(Dataset records)
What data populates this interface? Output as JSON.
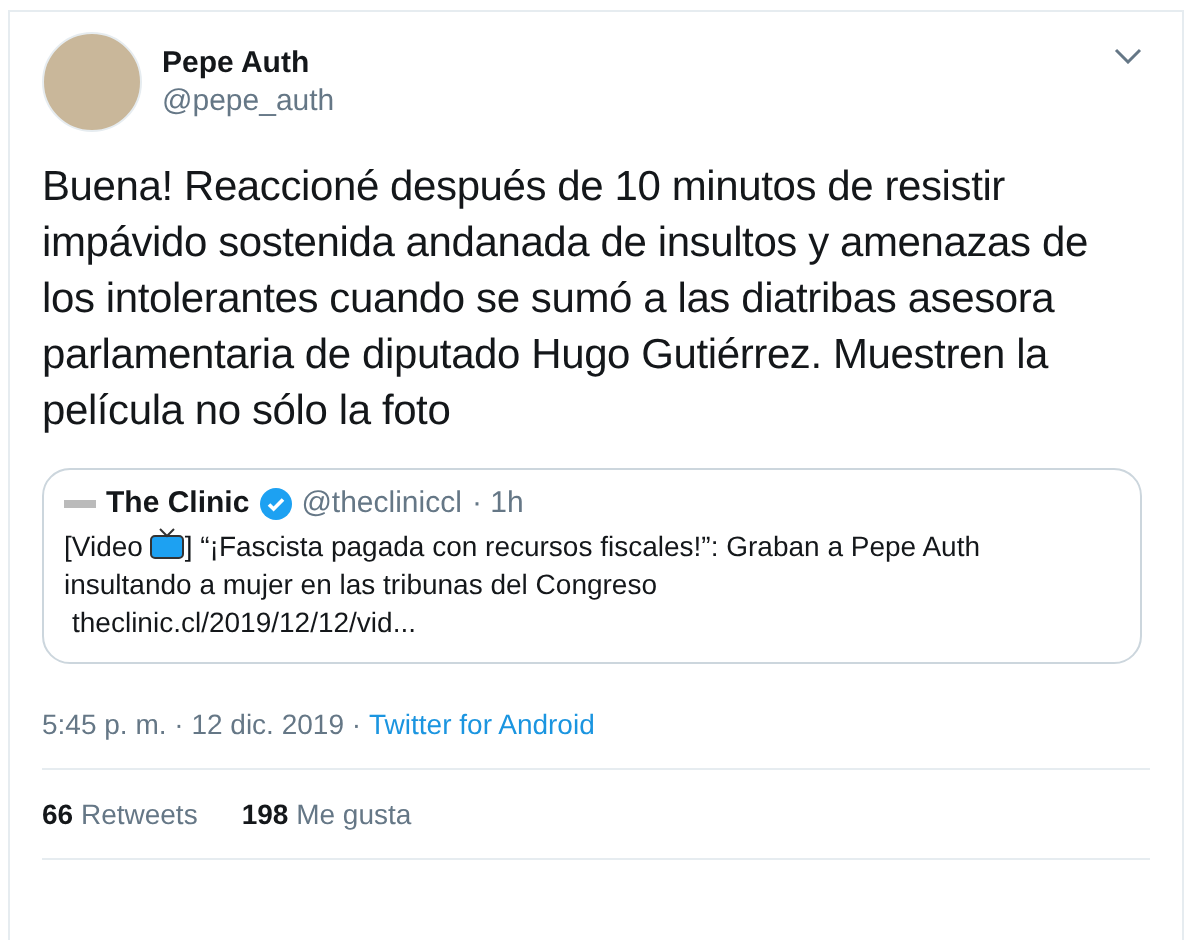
{
  "author": {
    "name": "Pepe Auth",
    "handle": "@pepe_auth"
  },
  "text": "Buena! Reaccioné después de 10 minutos de resistir impávido sostenida andanada de insultos y amenazas de los intolerantes cuando se sumó a las diatribas asesora parlamentaria de diputado Hugo Gutiérrez. Muestren la película no sólo la foto",
  "quote": {
    "name": "The Clinic",
    "verified": true,
    "handle": "@thecliniccl",
    "time": "· 1h",
    "text_before": "[Video",
    "text_after": "] “¡Fascista pagada con recursos fiscales!”: Graban a Pepe Auth",
    "text_line2": "insultando a mujer en las tribunas del Congreso",
    "link": "theclinic.cl/2019/12/12/vid..."
  },
  "meta": {
    "timestamp": "5:45 p. m. · 12 dic. 2019 ·",
    "source": "Twitter for Android"
  },
  "stats": [
    "**66** Retweets",
    "**198** Me gusta"
  ]
}
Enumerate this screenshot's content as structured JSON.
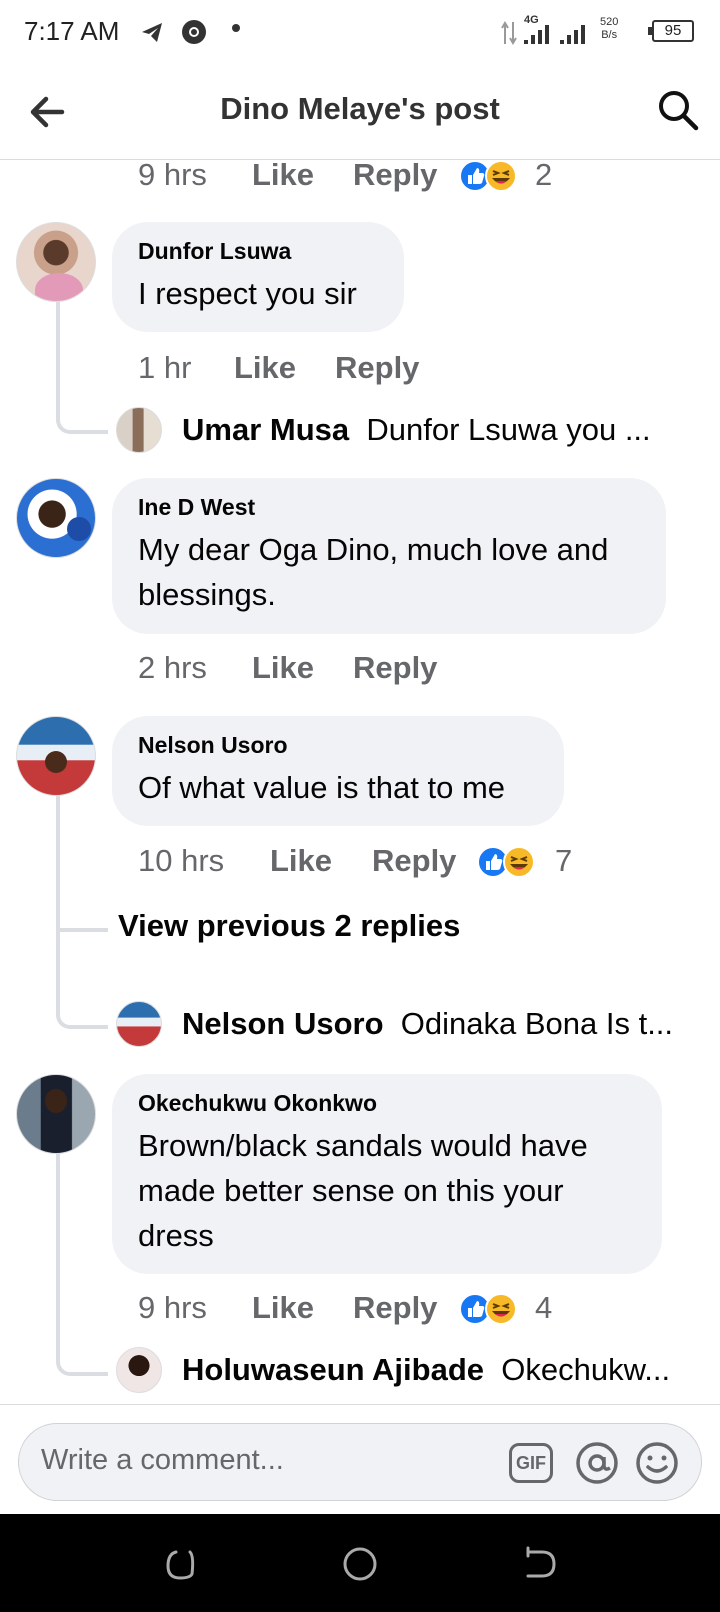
{
  "status_bar": {
    "time": "7:17 AM",
    "network_label": "4G",
    "net_speed_value": "520",
    "net_speed_unit": "B/s",
    "battery": "95"
  },
  "header": {
    "title": "Dino Melaye's post",
    "back_icon": "arrow-left-icon",
    "search_icon": "search-icon"
  },
  "comments": [
    {
      "meta": {
        "time": "9 hrs",
        "like": "Like",
        "reply": "Reply",
        "reaction_count": "2"
      }
    },
    {
      "author": "Dunfor Lsuwa",
      "text": "I respect you sir",
      "meta": {
        "time": "1 hr",
        "like": "Like",
        "reply": "Reply"
      },
      "reply_preview": {
        "author": "Umar Musa",
        "text": "Dunfor Lsuwa  you ..."
      }
    },
    {
      "author": "Ine D West",
      "text": "My dear Oga Dino, much love and blessings.",
      "meta": {
        "time": "2 hrs",
        "like": "Like",
        "reply": "Reply"
      }
    },
    {
      "author": "Nelson Usoro",
      "text": "Of what value is that to me",
      "meta": {
        "time": "10 hrs",
        "like": "Like",
        "reply": "Reply",
        "reaction_count": "7"
      },
      "view_previous": "View previous 2 replies",
      "reply_preview": {
        "author": "Nelson Usoro",
        "text": "Odinaka Bona Is t..."
      }
    },
    {
      "author": "Okechukwu Okonkwo",
      "text": "Brown/black sandals would have made better sense on this your dress",
      "meta": {
        "time": "9 hrs",
        "like": "Like",
        "reply": "Reply",
        "reaction_count": "4"
      },
      "reply_preview": {
        "author": "Holuwaseun Ajibade",
        "text": "Okechukw..."
      }
    }
  ],
  "composer": {
    "placeholder": "Write a comment...",
    "gif_label": "GIF",
    "mention_icon": "at-sign-icon",
    "emoji_icon": "smiley-icon"
  },
  "colors": {
    "bubble_bg": "#f0f2f5",
    "meta_text": "#65676b",
    "like_blue": "#1877f2",
    "haha_yellow": "#f7b928"
  }
}
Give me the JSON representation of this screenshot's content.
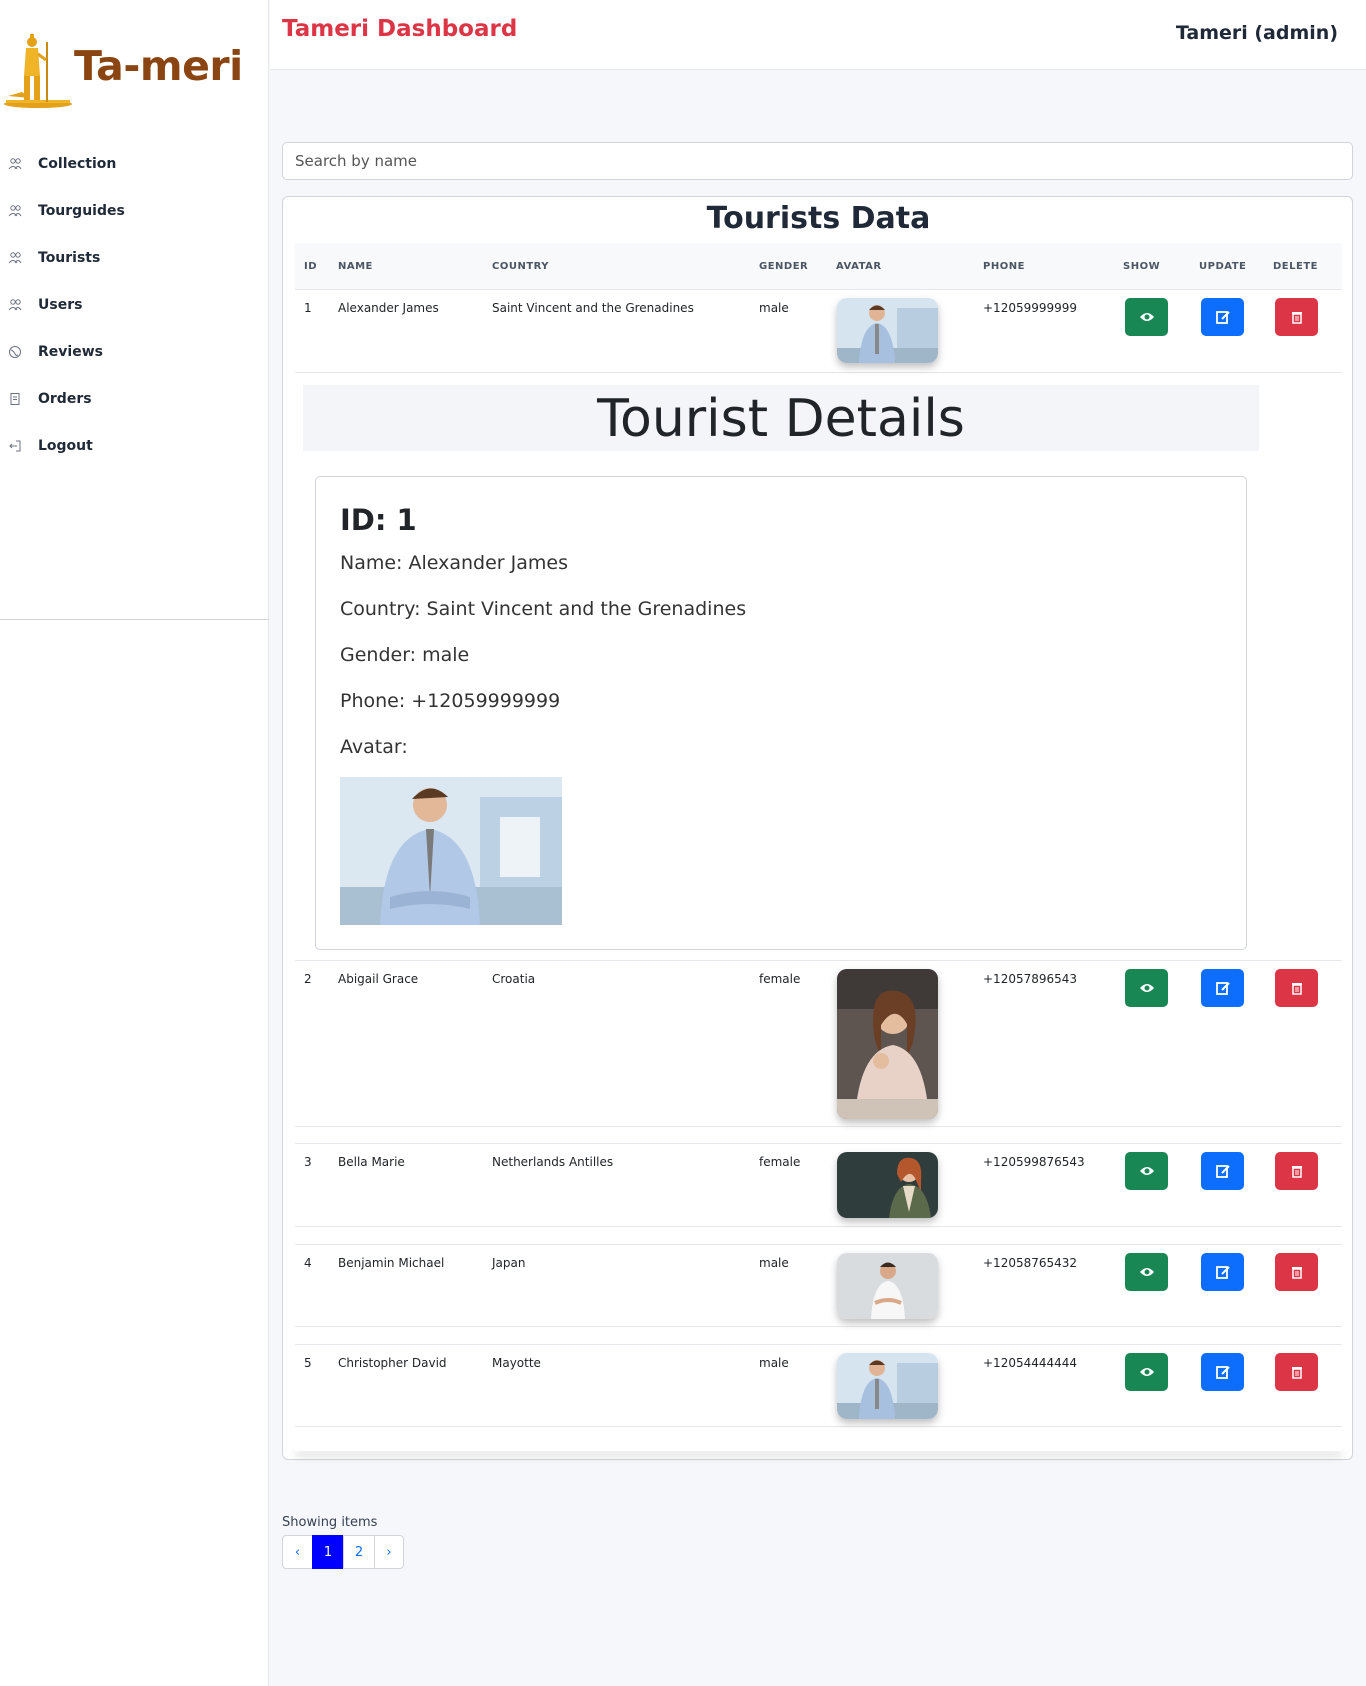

- DESCRIPTION OF THE TASK -
Which lines include "JSON"? Copy each of them out.

- IN RESPONSE -
What data populates this interface? Output as JSON.
Enumerate this screenshot's content as structured JSON.
Give me the JSON representation of this screenshot's content.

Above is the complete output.